Page excerpt below:

I'm writing a GLSL shader for raymarching, and I want to implement an orbit camera. For that, I check when the user left clicks to save the current coordinates, and change the angles of the camera depending on what direction the mouse moves. However, the variable in which I store the mouse position when the first click happens always contains the mouse current position. Trying to debug the problem, I found out that the first if
from main
is always reached, so the screen is black while the mouse is clicked:
// Camera control
vec2 cameraAng = vec2(0.5, 0.5);
bool isDragging = false;
vec2 startDraggingPos = vec2(-1);
// ···
void mainImage(out vec4 c, vec2 p)
{
vec2 uv = (gl_FragCoord.xy - 0.5*iResolution.xy) / iResolution.y;
vec2 mouseUV = vec2(0.5);
mouseUV = iMouse.xy/iResolution.xy; // [0,1]
if(iMouse.z > 0.0 && (iMouse.x > 0.0 || iMouse.y > 0.0) && !isDragging){
isDragging = true;
startDraggingPos = mouseUV;
// == Debug ==
c = vec4(0.0,0.0, 0.0,1.0);
return;
}
else if(iMouse.z < 0.0 || (iMouse.x <= 0.0 || iMouse.y <= 0.0)){
isDragging = false;
}
if(isDragging){
vec2 inc = (mouseUV - startDraggingPos) * 10.0;
cameraAng += inc;
}
// ···
}
It looks like the isDragging
variable is being reset all the time, but I can't figure out a solution. Here is the link to the full Shadertoy page: Shadertoy.
Thanks.
Your code seems to be written on the assumption that shader invocations have some preserved global state.
They do not.
The start of main
in a shader works exactly like the start of main
in your C++ program. All of your C++ global variables are initialized per their initializers before main
, then main
executes. That's what program execution means. It's just that in shaders, this happens for every vertex/fragment/etc independently, because every separate invocation of a shader is considered a separate execution of the program.
Because that's what it is.
Your shader should not be deciding whether or not dragging is happening. Your non-shader code should tell it that dragging is happening. Since you're using ShaderToy (and therefore, you don't control any non-shader code), you're going to have to use the information it provides to deduce whether dragging is happening. And this cannot be preserved across shader invocations (well, it maybe could depending on if ShaderToy supports image load/store, but that's well out of scope here). So whatever that deduction is, it must be executed continuously.

End of Page excerpt.
Records below:

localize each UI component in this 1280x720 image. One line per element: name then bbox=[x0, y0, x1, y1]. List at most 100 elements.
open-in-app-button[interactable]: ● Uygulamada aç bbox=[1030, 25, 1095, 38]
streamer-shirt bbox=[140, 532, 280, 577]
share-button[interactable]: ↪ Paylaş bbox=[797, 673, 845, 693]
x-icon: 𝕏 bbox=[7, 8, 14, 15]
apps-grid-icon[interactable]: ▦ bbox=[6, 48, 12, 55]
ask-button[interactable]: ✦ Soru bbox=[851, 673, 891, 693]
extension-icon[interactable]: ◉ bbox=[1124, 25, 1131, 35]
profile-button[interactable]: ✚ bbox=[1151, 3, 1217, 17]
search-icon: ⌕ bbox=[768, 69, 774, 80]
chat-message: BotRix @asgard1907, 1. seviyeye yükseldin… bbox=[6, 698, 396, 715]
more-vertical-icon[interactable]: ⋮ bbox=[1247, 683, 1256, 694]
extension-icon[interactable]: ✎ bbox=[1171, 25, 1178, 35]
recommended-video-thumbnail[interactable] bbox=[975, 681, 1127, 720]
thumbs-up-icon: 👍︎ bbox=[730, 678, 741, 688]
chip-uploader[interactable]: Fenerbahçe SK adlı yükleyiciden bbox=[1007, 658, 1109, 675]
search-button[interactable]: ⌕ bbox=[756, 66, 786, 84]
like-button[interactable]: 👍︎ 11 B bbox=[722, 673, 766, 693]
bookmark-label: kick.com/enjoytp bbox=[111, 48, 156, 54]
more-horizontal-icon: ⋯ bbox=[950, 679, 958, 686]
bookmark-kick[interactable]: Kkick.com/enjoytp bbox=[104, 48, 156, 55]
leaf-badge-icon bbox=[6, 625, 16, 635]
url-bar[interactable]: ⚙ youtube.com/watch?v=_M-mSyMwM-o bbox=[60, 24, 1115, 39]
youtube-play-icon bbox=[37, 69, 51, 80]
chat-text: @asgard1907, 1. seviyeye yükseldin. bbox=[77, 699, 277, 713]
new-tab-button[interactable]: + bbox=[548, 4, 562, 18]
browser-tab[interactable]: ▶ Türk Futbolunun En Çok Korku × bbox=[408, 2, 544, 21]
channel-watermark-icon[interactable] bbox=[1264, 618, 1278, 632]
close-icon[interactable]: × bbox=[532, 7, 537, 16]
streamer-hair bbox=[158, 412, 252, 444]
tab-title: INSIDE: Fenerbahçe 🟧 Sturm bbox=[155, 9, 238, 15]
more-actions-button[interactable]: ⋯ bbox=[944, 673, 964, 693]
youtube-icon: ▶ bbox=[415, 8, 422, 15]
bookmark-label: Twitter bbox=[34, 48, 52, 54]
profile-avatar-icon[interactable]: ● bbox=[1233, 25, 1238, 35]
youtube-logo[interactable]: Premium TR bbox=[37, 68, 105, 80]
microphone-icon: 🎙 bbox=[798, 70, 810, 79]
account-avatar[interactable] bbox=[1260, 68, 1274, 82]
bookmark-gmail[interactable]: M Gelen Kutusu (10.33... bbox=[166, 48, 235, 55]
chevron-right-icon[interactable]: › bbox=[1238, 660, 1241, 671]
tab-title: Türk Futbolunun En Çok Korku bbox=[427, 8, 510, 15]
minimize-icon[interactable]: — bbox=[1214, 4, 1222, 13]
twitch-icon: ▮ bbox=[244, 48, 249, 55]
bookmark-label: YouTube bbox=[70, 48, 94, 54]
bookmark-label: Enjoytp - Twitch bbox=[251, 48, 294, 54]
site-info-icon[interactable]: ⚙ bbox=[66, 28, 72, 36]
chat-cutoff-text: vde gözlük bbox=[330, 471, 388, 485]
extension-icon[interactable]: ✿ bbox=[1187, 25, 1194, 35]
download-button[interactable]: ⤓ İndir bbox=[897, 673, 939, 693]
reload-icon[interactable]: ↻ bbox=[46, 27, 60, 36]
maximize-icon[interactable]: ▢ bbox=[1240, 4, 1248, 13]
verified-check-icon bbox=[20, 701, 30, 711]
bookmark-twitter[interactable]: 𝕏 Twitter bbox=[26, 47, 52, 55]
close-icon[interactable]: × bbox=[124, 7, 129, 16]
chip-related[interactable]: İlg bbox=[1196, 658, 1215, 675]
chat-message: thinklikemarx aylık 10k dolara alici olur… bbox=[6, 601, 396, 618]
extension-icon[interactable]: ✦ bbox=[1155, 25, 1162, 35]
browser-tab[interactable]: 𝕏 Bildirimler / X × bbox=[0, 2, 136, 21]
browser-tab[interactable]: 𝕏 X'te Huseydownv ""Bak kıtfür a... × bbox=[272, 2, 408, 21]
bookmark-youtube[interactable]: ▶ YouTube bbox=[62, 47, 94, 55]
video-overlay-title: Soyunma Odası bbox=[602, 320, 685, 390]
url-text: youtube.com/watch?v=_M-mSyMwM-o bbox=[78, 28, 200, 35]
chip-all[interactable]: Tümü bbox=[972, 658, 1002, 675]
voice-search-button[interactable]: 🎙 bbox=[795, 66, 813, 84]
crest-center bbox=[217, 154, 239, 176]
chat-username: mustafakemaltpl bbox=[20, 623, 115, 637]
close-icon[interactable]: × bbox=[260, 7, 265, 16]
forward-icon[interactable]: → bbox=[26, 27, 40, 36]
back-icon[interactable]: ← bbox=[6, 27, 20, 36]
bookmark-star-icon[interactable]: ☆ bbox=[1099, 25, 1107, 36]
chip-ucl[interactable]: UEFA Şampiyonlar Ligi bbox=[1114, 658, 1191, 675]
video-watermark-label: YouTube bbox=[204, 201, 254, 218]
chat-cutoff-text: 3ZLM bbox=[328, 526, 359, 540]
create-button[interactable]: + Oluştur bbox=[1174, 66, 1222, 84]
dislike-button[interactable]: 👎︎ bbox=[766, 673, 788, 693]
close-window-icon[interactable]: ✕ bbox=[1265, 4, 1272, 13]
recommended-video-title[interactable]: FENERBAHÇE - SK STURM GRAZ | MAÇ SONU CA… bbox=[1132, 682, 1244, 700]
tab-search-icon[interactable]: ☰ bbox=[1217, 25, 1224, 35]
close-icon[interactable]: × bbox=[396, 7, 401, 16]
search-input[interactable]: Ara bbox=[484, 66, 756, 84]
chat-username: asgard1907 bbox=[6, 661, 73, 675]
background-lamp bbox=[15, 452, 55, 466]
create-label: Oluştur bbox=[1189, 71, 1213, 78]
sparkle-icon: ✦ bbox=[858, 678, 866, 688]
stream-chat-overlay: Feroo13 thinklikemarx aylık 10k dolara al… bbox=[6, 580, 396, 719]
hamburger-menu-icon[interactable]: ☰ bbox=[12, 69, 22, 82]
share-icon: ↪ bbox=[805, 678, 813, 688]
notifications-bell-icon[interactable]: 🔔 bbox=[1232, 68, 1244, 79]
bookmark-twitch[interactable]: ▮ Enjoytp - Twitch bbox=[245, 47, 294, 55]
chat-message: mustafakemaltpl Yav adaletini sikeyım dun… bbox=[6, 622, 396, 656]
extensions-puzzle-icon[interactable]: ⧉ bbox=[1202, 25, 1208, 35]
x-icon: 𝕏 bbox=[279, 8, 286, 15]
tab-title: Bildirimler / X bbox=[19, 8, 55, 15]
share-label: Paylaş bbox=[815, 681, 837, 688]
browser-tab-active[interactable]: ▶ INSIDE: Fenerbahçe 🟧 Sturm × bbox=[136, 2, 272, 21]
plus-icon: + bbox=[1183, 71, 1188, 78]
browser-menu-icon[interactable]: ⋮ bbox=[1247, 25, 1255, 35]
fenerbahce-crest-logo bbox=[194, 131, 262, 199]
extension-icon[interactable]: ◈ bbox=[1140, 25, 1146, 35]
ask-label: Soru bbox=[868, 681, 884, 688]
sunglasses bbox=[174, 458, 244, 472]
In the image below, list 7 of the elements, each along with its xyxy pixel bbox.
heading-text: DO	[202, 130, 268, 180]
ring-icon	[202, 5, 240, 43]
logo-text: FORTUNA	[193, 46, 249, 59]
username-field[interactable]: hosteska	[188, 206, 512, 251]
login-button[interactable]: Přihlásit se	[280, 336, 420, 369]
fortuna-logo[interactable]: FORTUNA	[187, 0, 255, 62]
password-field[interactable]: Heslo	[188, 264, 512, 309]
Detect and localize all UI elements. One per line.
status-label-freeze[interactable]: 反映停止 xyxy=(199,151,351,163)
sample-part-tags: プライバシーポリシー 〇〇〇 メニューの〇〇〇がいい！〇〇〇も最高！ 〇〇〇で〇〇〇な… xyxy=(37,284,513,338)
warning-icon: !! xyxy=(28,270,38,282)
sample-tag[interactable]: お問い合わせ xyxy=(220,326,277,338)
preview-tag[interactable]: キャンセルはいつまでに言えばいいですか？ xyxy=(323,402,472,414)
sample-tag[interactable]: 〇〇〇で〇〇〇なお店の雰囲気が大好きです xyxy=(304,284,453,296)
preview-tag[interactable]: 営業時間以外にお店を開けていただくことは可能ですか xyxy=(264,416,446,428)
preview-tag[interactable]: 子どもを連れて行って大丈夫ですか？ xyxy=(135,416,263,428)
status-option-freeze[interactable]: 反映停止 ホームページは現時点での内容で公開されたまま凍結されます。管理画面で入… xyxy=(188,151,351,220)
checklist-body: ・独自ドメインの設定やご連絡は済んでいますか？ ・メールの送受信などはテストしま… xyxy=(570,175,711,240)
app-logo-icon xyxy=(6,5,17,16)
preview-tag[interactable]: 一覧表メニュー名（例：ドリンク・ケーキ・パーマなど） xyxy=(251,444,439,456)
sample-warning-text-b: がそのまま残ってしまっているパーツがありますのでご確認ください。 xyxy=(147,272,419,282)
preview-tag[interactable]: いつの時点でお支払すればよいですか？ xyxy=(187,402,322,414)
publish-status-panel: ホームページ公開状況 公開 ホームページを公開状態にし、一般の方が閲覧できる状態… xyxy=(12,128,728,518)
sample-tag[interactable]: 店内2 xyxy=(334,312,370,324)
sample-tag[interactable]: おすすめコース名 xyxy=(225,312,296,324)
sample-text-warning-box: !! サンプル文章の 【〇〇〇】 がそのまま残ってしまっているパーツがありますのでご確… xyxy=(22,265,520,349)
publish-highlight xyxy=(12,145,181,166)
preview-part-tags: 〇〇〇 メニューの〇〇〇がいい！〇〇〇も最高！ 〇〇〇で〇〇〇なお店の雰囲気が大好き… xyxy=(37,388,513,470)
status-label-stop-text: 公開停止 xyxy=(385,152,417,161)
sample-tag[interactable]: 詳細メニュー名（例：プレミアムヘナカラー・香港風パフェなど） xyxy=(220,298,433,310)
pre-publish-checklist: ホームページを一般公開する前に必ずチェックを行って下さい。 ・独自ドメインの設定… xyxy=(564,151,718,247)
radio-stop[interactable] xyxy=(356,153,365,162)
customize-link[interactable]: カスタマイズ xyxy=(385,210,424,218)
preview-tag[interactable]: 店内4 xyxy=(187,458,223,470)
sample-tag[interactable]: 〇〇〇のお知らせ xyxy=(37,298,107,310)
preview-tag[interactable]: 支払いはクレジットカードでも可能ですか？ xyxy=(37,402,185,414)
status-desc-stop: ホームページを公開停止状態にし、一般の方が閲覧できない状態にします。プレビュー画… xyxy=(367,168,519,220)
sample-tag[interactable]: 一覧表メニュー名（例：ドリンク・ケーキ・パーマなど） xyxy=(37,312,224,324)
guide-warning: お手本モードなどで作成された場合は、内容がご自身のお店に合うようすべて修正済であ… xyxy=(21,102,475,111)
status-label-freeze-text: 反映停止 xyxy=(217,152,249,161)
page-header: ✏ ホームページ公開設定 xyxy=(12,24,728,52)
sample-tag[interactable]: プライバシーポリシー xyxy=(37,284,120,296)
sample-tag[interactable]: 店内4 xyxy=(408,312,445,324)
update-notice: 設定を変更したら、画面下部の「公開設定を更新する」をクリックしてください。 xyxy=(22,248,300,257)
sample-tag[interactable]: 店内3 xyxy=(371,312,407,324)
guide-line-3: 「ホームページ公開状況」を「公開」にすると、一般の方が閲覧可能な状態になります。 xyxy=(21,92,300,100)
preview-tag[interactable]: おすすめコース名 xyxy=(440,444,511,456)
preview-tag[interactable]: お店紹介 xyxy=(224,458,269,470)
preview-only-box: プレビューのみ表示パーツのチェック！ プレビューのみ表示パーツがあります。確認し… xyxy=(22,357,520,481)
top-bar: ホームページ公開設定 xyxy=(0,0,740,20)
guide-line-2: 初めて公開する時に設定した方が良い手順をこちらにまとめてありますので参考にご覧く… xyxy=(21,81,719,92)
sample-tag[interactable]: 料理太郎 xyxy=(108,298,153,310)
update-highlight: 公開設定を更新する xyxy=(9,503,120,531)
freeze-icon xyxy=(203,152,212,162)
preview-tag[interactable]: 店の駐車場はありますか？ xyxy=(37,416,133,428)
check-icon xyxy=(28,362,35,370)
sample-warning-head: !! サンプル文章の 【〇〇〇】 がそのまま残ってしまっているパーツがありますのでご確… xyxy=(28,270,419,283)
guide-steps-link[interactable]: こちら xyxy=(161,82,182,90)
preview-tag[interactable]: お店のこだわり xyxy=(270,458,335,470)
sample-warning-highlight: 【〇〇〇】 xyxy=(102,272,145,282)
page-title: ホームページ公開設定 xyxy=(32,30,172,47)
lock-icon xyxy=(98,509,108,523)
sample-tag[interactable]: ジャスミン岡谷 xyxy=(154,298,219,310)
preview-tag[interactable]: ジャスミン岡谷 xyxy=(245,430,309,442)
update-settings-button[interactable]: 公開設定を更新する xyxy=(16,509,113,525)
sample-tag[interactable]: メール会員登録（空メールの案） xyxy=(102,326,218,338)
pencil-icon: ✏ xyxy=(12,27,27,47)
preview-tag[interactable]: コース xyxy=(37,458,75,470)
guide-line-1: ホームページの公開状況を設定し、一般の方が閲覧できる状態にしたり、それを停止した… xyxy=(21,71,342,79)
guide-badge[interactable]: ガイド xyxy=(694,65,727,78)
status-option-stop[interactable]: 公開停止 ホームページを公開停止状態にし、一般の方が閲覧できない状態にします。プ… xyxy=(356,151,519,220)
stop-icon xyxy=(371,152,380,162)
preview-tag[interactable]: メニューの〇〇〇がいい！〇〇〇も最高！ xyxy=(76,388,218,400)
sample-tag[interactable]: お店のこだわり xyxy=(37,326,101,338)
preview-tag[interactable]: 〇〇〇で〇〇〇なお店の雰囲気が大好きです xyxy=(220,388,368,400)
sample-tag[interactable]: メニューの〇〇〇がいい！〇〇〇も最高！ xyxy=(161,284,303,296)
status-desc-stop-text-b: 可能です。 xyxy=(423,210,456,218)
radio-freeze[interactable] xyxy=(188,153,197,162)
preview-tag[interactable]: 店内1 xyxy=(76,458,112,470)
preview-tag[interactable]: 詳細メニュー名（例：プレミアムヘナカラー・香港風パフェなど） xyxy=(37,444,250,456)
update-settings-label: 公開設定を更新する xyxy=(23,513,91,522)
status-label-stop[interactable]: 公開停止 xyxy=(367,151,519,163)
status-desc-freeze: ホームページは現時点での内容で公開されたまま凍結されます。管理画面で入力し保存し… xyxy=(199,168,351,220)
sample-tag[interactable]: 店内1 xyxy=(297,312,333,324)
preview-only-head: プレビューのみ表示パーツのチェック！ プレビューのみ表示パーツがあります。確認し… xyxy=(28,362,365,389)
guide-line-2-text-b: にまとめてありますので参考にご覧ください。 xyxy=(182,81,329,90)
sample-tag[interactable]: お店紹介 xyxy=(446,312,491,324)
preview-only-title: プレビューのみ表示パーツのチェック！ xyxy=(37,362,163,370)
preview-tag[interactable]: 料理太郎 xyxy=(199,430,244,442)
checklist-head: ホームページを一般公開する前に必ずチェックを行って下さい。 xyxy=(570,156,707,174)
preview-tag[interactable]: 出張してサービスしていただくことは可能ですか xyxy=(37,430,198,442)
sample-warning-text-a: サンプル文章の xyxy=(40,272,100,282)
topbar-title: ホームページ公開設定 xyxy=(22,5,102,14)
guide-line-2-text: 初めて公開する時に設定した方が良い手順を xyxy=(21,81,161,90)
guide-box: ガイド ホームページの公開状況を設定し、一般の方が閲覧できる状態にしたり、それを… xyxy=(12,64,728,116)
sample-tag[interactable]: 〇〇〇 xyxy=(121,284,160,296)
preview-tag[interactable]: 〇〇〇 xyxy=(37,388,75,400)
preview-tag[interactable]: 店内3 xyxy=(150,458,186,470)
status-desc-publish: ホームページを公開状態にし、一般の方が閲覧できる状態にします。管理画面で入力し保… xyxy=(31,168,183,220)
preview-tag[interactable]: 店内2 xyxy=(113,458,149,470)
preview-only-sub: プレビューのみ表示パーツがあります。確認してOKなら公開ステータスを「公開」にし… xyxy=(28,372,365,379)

End of Records.

Activity 1:
For the text on the orbit camera shader, tell whether each statement agrees with it. Answer yes or no, and quote the words of the text that decide each one. (a) The answer states that shader invocations keep some preserved global state. (b) The asker found that the first if is always reached, so the screen stays black while the mouse is clicked. (c) The answer states that ShaderToy lets the asker control the non-shader code.
Activity 2:
Echo the text on the orbit camera shader word for word, starting with "I'm writing a" and going on through "vec4 c, vec2 p)".

Problem solution 1:
(a) No: "They do not."
(b) Yes: "is always reached, so the screen is black while the mouse is clicked"
(c) No: "you don't control any non-shader code"

Problem solution 2:
I'm writing a GLSL shader for raymarching, and I want to implement an orbit camera. For that, I check when the user left clicks to save the current coordinates, and change the angles of the camera depending on what direction the mouse moves. However, the variable in which I store the mouse position when the first click happens always contains the mouse current position. Trying to debug the problem, I found out that the first if
from main
is always reached, so the screen is black while the mouse is clicked:
// Camera control
vec2 cameraAng = vec2(0.5, 0.5);
bool isDragging = false;
vec2 startDraggingPos = vec2(-1);
// ···
void mainImage(out vec4 c, vec2 p)